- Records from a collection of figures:
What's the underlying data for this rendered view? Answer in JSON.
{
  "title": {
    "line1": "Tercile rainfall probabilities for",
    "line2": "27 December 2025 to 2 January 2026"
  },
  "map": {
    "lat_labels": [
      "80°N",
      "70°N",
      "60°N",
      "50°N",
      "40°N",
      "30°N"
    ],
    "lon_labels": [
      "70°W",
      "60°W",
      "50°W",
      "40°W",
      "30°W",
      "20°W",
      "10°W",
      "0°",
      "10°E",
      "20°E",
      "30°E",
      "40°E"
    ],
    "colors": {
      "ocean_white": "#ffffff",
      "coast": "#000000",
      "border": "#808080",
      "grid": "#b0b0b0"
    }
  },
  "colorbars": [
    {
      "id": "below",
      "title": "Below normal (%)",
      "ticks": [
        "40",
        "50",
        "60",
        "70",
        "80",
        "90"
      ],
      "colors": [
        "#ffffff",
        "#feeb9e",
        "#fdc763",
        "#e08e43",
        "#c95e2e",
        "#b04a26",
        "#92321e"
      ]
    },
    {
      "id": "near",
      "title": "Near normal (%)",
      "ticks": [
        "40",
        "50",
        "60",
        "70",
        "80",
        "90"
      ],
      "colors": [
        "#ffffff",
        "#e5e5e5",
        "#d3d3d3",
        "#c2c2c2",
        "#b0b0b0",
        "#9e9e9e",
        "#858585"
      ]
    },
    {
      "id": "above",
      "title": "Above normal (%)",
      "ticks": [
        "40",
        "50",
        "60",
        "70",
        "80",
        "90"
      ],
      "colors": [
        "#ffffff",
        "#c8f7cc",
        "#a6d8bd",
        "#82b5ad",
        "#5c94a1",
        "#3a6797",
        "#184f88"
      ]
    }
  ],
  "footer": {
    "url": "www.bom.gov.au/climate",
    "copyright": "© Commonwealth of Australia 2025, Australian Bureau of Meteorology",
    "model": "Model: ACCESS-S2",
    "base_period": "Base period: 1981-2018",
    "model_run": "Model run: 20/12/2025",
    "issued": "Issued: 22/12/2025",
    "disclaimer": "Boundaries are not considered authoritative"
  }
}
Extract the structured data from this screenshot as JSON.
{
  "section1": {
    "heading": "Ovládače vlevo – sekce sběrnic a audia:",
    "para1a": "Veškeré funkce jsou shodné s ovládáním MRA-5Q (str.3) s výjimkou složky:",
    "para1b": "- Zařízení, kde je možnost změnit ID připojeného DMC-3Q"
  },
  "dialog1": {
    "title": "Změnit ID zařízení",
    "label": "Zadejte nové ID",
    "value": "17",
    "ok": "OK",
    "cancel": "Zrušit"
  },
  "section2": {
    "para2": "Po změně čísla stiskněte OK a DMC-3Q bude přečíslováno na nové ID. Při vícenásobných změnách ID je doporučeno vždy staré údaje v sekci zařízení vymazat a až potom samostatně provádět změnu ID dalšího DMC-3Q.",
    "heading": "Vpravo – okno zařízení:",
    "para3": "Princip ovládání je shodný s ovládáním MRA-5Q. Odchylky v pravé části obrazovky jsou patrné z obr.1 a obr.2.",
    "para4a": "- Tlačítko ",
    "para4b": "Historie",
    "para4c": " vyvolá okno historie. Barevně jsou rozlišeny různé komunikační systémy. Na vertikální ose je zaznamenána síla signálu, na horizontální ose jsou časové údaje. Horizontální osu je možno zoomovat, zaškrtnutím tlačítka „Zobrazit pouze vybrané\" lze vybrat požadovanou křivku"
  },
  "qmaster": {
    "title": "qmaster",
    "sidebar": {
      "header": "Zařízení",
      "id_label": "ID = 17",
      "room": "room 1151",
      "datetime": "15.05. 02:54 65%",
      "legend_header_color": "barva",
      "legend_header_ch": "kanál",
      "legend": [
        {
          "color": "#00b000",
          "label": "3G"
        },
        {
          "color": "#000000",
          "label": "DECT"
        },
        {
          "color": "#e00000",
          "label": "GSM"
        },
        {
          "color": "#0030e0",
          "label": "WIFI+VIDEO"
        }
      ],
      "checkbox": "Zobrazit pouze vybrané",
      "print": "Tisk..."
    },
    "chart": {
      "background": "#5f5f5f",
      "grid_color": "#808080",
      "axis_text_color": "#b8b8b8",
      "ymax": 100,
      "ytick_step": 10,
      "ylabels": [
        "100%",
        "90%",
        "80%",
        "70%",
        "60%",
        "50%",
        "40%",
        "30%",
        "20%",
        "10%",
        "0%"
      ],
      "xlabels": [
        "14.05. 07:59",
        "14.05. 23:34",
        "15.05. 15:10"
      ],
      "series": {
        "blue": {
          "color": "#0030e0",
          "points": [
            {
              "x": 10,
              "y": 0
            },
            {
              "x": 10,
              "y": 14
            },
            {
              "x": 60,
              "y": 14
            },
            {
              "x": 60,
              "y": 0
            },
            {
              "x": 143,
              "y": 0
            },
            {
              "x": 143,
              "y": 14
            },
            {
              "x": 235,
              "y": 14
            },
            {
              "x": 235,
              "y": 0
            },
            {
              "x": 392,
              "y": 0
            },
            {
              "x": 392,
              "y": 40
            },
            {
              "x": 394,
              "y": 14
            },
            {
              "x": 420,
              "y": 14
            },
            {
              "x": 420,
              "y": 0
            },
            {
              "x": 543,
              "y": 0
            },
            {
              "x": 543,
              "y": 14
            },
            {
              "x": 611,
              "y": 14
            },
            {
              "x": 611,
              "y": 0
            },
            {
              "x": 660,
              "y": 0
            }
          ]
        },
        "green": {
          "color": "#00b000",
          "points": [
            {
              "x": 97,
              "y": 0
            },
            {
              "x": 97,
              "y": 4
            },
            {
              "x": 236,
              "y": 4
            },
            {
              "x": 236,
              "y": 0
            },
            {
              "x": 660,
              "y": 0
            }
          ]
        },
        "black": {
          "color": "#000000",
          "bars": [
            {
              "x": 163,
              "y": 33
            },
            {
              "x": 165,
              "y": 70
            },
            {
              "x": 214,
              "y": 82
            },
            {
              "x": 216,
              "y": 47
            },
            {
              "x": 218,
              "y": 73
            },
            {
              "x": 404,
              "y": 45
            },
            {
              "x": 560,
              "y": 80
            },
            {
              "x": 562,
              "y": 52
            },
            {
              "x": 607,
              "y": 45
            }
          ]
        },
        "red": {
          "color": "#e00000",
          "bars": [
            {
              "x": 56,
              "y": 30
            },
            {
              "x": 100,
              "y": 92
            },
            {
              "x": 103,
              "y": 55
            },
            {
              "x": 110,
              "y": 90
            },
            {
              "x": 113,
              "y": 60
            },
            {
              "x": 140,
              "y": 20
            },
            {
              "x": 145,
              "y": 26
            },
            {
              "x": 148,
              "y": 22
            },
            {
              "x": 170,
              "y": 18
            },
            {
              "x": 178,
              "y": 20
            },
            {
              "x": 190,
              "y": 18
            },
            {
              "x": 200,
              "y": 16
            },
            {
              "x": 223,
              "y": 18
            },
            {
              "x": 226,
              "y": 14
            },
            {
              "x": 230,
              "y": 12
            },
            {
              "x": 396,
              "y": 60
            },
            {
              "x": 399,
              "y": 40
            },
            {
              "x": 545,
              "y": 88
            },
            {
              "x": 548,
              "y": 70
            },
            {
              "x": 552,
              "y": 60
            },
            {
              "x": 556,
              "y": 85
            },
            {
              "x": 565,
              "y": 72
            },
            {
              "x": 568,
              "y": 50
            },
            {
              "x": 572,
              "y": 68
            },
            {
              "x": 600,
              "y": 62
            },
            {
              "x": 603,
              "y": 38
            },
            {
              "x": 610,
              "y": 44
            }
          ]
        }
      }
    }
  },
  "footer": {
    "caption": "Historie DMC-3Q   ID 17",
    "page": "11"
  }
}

- Directions: All of the material above needs to be copied exactly.

- Solution for this exercise:
What's the underlying data for this rendered view? Answer in JSON.
{
  "title": {
    "line1": "Tercile rainfall probabilities for",
    "line2": "27 December 2025 to 2 January 2026"
  },
  "map": {
    "lat_labels": [
      "80°N",
      "70°N",
      "60°N",
      "50°N",
      "40°N",
      "30°N"
    ],
    "lon_labels": [
      "70°W",
      "60°W",
      "50°W",
      "40°W",
      "30°W",
      "20°W",
      "10°W",
      "0°",
      "10°E",
      "20°E",
      "30°E",
      "40°E"
    ],
    "colors": {
      "ocean_white": "#ffffff",
      "coast": "#000000",
      "border": "#808080",
      "grid": "#b0b0b0"
    }
  },
  "colorbars": [
    {
      "id": "below",
      "title": "Below normal (%)",
      "ticks": [
        "40",
        "50",
        "60",
        "70",
        "80",
        "90"
      ],
      "colors": [
        "#ffffff",
        "#feeb9e",
        "#fdc763",
        "#e08e43",
        "#c95e2e",
        "#b04a26",
        "#92321e"
      ]
    },
    {
      "id": "near",
      "title": "Near normal (%)",
      "ticks": [
        "40",
        "50",
        "60",
        "70",
        "80",
        "90"
      ],
      "colors": [
        "#ffffff",
        "#e5e5e5",
        "#d3d3d3",
        "#c2c2c2",
        "#b0b0b0",
        "#9e9e9e",
        "#858585"
      ]
    },
    {
      "id": "above",
      "title": "Above normal (%)",
      "ticks": [
        "40",
        "50",
        "60",
        "70",
        "80",
        "90"
      ],
      "colors": [
        "#ffffff",
        "#c8f7cc",
        "#a6d8bd",
        "#82b5ad",
        "#5c94a1",
        "#3a6797",
        "#184f88"
      ]
    }
  ],
  "footer": {
    "url": "www.bom.gov.au/climate",
    "copyright": "© Commonwealth of Australia 2025, Australian Bureau of Meteorology",
    "model": "Model: ACCESS-S2",
    "base_period": "Base period: 1981-2018",
    "model_run": "Model run: 20/12/2025",
    "issued": "Issued: 22/12/2025",
    "disclaimer": "Boundaries are not considered authoritative"
  }
}
Extract the structured data from this screenshot as JSON.
{
  "section1": {
    "heading": "Ovládače vlevo – sekce sběrnic a audia:",
    "para1a": "Veškeré funkce jsou shodné s ovládáním MRA-5Q (str.3) s výjimkou složky:",
    "para1b": "- Zařízení, kde je možnost změnit ID připojeného DMC-3Q"
  },
  "dialog1": {
    "title": "Změnit ID zařízení",
    "label": "Zadejte nové ID",
    "value": "17",
    "ok": "OK",
    "cancel": "Zrušit"
  },
  "section2": {
    "para2": "Po změně čísla stiskněte OK a DMC-3Q bude přečíslováno na nové ID. Při vícenásobných změnách ID je doporučeno vždy staré údaje v sekci zařízení vymazat a až potom samostatně provádět změnu ID dalšího DMC-3Q.",
    "heading": "Vpravo – okno zařízení:",
    "para3": "Princip ovládání je shodný s ovládáním MRA-5Q. Odchylky v pravé části obrazovky jsou patrné z obr.1 a obr.2.",
    "para4a": "- Tlačítko ",
    "para4b": "Historie",
    "para4c": " vyvolá okno historie. Barevně jsou rozlišeny různé komunikační systémy. Na vertikální ose je zaznamenána síla signálu, na horizontální ose jsou časové údaje. Horizontální osu je možno zoomovat, zaškrtnutím tlačítka „Zobrazit pouze vybrané\" lze vybrat požadovanou křivku"
  },
  "qmaster": {
    "title": "qmaster",
    "sidebar": {
      "header": "Zařízení",
      "id_label": "ID = 17",
      "room": "room 1151",
      "datetime": "15.05. 02:54 65%",
      "legend_header_color": "barva",
      "legend_header_ch": "kanál",
      "legend": [
        {
          "color": "#00b000",
          "label": "3G"
        },
        {
          "color": "#000000",
          "label": "DECT"
        },
        {
          "color": "#e00000",
          "label": "GSM"
        },
        {
          "color": "#0030e0",
          "label": "WIFI+VIDEO"
        }
      ],
      "checkbox": "Zobrazit pouze vybrané",
      "print": "Tisk..."
    },
    "chart": {
      "background": "#5f5f5f",
      "grid_color": "#808080",
      "axis_text_color": "#b8b8b8",
      "ymax": 100,
      "ytick_step": 10,
      "ylabels": [
        "100%",
        "90%",
        "80%",
        "70%",
        "60%",
        "50%",
        "40%",
        "30%",
        "20%",
        "10%",
        "0%"
      ],
      "xlabels": [
        "14.05. 07:59",
        "14.05. 23:34",
        "15.05. 15:10"
      ],
      "series": {
        "blue": {
          "color": "#0030e0",
          "points": [
            {
              "x": 10,
              "y": 0
            },
            {
              "x": 10,
              "y": 14
            },
            {
              "x": 60,
              "y": 14
            },
            {
              "x": 60,
              "y": 0
            },
            {
              "x": 143,
              "y": 0
            },
            {
              "x": 143,
              "y": 14
            },
            {
              "x": 235,
              "y": 14
            },
            {
              "x": 235,
              "y": 0
            },
            {
              "x": 392,
              "y": 0
            },
            {
              "x": 392,
              "y": 40
            },
            {
              "x": 394,
              "y": 14
            },
            {
              "x": 420,
              "y": 14
            },
            {
              "x": 420,
              "y": 0
            },
            {
              "x": 543,
              "y": 0
            },
            {
              "x": 543,
              "y": 14
            },
            {
              "x": 611,
              "y": 14
            },
            {
              "x": 611,
              "y": 0
            },
            {
              "x": 660,
              "y": 0
            }
          ]
        },
        "green": {
          "color": "#00b000",
          "points": [
            {
              "x": 97,
              "y": 0
            },
            {
              "x": 97,
              "y": 4
            },
            {
              "x": 236,
              "y": 4
            },
            {
              "x": 236,
              "y": 0
            },
            {
              "x": 660,
              "y": 0
            }
          ]
        },
        "black": {
          "color": "#000000",
          "bars": [
            {
              "x": 163,
              "y": 33
            },
            {
              "x": 165,
              "y": 70
            },
            {
              "x": 214,
              "y": 82
            },
            {
              "x": 216,
              "y": 47
            },
            {
              "x": 218,
              "y": 73
            },
            {
              "x": 404,
              "y": 45
            },
            {
              "x": 560,
              "y": 80
            },
            {
              "x": 562,
              "y": 52
            },
            {
              "x": 607,
              "y": 45
            }
          ]
        },
        "red": {
          "color": "#e00000",
          "bars": [
            {
              "x": 56,
              "y": 30
            },
            {
              "x": 100,
              "y": 92
            },
            {
              "x": 103,
              "y": 55
            },
            {
              "x": 110,
              "y": 90
            },
            {
              "x": 113,
              "y": 60
            },
            {
              "x": 140,
              "y": 20
            },
            {
              "x": 145,
              "y": 26
            },
            {
              "x": 148,
              "y": 22
            },
            {
              "x": 170,
              "y": 18
            },
            {
              "x": 178,
              "y": 20
            },
            {
              "x": 190,
              "y": 18
            },
            {
              "x": 200,
              "y": 16
            },
            {
              "x": 223,
              "y": 18
            },
            {
              "x": 226,
              "y": 14
            },
            {
              "x": 230,
              "y": 12
            },
            {
              "x": 396,
              "y": 60
            },
            {
              "x": 399,
              "y": 40
            },
            {
              "x": 545,
              "y": 88
            },
            {
              "x": 548,
              "y": 70
            },
            {
              "x": 552,
              "y": 60
            },
            {
              "x": 556,
              "y": 85
            },
            {
              "x": 565,
              "y": 72
            },
            {
              "x": 568,
              "y": 50
            },
            {
              "x": 572,
              "y": 68
            },
            {
              "x": 600,
              "y": 62
            },
            {
              "x": 603,
              "y": 38
            },
            {
              "x": 610,
              "y": 44
            }
          ]
        }
      }
    }
  },
  "footer": {
    "caption": "Historie DMC-3Q   ID 17",
    "page": "11"
  }
}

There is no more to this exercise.